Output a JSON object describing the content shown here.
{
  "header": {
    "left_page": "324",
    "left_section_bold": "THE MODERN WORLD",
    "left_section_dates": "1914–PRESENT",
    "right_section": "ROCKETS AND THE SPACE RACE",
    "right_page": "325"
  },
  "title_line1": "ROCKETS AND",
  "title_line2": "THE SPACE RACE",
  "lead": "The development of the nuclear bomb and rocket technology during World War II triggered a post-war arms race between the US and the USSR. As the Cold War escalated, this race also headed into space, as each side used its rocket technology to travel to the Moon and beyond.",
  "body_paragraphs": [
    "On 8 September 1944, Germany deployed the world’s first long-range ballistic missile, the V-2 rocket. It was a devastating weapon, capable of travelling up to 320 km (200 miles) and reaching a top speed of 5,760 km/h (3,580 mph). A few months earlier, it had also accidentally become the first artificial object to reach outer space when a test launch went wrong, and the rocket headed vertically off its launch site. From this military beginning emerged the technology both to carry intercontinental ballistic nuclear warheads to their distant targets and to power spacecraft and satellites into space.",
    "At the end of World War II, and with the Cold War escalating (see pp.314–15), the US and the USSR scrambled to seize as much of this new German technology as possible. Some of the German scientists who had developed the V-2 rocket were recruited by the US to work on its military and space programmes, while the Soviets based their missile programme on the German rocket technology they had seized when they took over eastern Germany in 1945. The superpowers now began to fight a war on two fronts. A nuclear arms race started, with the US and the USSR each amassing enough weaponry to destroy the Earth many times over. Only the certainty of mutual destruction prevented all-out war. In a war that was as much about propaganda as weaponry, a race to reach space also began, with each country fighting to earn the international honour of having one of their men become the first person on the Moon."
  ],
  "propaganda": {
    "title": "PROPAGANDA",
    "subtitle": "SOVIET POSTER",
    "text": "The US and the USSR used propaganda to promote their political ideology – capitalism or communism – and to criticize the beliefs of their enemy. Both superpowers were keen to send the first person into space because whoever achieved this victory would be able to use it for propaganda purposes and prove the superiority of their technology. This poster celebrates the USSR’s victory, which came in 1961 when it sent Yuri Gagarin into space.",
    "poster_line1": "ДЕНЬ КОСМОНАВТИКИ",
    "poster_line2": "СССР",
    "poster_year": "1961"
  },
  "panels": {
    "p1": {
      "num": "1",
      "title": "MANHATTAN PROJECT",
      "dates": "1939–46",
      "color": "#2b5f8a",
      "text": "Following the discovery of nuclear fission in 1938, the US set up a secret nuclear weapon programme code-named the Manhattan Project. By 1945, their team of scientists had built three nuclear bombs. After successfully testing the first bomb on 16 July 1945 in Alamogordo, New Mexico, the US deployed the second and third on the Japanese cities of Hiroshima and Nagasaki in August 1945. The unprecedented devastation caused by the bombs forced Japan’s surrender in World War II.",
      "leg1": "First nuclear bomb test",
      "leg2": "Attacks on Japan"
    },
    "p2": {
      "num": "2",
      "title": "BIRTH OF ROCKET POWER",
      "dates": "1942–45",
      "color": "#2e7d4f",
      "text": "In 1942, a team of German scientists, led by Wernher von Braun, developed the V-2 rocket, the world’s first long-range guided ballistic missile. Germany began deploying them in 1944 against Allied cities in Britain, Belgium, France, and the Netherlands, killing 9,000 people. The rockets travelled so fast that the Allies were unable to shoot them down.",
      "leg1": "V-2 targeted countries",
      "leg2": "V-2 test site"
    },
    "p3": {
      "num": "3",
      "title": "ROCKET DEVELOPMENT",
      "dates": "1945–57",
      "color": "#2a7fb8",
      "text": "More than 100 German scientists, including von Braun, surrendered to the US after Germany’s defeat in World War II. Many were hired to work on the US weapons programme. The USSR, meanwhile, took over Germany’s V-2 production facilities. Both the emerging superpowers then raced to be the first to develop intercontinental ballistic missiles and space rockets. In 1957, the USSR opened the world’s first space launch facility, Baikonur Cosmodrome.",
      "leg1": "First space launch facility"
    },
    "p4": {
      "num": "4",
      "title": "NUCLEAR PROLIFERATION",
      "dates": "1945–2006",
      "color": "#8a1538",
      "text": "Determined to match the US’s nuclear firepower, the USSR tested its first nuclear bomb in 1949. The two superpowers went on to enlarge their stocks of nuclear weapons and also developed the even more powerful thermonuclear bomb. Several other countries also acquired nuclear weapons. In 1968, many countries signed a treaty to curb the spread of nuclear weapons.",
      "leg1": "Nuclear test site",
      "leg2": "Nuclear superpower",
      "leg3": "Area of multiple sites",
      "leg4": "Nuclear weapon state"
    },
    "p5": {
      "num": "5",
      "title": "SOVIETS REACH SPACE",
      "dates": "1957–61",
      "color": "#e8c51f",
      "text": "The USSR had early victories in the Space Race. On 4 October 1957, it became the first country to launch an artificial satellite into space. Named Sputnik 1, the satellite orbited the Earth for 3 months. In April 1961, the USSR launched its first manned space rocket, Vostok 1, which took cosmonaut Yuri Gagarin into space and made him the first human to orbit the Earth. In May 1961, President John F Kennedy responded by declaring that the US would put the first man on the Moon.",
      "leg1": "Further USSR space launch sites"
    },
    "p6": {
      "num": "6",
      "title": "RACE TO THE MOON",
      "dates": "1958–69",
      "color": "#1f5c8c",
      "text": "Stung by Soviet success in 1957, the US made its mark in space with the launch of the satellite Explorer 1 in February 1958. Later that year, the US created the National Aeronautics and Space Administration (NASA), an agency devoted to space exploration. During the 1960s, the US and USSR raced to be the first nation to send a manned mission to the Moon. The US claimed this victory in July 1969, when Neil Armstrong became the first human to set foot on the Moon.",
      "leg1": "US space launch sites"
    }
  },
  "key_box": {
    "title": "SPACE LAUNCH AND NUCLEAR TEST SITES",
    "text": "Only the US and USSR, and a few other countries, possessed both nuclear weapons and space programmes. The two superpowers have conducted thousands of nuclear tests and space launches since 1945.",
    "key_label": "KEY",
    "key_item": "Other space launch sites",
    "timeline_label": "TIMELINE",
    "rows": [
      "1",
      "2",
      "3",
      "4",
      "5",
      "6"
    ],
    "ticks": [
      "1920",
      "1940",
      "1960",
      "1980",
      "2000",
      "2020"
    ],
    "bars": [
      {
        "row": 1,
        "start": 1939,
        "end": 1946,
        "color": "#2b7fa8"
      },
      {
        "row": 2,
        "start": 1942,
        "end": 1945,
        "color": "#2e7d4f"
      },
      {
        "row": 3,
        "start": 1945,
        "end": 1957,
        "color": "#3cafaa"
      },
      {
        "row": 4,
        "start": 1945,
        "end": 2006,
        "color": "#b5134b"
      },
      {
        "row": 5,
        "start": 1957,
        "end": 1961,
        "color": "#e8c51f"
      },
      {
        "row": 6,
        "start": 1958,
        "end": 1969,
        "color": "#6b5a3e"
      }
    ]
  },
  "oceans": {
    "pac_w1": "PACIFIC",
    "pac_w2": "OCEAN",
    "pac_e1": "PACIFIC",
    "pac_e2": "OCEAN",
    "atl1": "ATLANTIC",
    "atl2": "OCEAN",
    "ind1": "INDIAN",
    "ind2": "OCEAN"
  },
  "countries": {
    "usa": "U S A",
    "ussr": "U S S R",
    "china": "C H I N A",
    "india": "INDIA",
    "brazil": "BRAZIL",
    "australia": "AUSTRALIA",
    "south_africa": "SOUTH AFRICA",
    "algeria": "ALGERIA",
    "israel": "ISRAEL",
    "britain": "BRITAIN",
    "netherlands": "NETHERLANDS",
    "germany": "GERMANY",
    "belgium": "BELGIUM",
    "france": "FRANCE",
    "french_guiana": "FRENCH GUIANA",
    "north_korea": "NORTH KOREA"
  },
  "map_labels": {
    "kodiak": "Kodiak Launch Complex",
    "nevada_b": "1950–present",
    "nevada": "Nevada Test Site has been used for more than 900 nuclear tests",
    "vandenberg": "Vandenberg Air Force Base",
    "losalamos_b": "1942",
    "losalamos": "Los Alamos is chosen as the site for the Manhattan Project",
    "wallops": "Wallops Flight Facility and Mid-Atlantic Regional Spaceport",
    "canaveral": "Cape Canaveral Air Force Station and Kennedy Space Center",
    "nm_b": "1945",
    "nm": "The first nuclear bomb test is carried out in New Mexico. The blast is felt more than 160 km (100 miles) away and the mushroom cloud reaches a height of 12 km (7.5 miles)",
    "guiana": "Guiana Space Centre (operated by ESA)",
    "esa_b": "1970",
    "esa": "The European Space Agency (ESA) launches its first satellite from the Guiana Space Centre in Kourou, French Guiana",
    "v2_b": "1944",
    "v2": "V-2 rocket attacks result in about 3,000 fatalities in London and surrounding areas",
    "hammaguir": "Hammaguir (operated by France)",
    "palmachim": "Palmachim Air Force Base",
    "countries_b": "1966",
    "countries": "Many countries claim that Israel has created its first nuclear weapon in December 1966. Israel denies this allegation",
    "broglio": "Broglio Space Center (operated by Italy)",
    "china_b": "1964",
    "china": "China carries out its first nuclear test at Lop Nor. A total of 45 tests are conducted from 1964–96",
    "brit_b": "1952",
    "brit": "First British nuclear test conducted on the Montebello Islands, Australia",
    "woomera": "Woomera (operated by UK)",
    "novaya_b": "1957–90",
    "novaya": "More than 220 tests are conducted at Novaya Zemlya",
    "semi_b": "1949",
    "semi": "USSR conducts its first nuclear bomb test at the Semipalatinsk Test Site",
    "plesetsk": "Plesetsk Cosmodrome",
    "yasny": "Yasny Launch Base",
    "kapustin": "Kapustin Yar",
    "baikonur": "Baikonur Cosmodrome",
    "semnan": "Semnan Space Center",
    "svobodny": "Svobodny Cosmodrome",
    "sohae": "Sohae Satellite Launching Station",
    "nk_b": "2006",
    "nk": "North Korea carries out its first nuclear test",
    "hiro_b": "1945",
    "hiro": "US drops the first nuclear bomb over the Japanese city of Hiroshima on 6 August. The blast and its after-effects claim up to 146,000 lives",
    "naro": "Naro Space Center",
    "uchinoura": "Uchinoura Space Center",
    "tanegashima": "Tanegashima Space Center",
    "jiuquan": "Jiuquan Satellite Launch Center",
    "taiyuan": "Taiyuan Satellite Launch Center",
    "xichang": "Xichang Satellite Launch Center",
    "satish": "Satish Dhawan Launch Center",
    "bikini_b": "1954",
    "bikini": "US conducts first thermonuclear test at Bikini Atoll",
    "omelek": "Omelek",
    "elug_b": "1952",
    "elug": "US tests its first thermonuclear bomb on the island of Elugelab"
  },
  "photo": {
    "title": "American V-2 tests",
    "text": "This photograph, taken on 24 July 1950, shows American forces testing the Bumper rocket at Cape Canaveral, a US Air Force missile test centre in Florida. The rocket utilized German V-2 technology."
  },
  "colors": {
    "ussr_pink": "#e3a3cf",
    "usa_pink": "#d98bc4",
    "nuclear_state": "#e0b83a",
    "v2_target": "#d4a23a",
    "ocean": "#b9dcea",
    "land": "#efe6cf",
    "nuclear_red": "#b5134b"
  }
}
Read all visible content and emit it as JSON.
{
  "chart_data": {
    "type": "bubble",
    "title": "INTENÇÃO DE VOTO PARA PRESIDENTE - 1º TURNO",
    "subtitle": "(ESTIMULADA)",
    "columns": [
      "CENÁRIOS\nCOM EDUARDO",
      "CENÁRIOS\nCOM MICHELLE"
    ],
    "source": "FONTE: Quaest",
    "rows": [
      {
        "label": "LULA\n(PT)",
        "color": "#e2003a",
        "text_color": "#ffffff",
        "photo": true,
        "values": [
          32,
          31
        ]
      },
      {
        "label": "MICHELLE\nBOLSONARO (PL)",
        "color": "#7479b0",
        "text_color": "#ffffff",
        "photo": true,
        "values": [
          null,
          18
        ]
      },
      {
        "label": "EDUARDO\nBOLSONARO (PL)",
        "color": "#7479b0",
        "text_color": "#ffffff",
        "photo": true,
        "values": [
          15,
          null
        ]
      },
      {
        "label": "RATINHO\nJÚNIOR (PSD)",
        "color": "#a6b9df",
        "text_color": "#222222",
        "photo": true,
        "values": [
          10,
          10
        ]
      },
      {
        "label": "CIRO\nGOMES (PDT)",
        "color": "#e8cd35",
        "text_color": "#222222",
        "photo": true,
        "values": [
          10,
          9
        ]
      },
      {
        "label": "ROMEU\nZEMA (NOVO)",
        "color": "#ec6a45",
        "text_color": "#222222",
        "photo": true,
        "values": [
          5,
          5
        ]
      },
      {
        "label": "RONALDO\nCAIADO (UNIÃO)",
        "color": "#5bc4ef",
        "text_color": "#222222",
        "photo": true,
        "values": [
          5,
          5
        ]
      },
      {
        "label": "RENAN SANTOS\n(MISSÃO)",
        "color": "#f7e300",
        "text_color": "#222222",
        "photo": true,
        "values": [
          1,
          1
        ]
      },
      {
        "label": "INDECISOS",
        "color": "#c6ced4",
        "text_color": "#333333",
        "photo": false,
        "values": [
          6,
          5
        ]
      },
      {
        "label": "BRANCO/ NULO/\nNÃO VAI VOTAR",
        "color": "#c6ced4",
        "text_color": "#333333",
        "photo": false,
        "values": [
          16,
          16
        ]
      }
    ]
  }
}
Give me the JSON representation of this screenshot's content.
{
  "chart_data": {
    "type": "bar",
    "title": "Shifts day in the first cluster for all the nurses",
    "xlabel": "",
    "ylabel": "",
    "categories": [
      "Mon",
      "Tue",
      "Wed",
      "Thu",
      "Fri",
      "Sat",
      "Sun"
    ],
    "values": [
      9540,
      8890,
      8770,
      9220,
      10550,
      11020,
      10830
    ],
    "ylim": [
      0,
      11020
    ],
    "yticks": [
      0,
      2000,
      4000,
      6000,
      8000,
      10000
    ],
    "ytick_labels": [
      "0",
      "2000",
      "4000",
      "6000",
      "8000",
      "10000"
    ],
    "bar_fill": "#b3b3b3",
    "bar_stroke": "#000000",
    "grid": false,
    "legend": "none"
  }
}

━━━━━━━━━━

DIRECTIVE.
Using the listing above, locate the lines that hold "created" and copy each one.

EXERCISE SOLUTION.
      "text": "Stung by Soviet success in 1957, the US made its mark in space with the launch of the satellite Explorer 1 in February 1958. Later that year, the US created the National Aeronautics and Space Administration (NASA), an agency devoted to space exploration. During the 1960s, the US and USSR raced to be the first nation to send a manned mission to the Moon. The US claimed this victory in July 1969, when Neil Armstrong became the first human to set foot on the Moon.",
    "countries": "Many countries claim that Israel has created its first nuclear weapon in December 1966. Israel denies this allegation",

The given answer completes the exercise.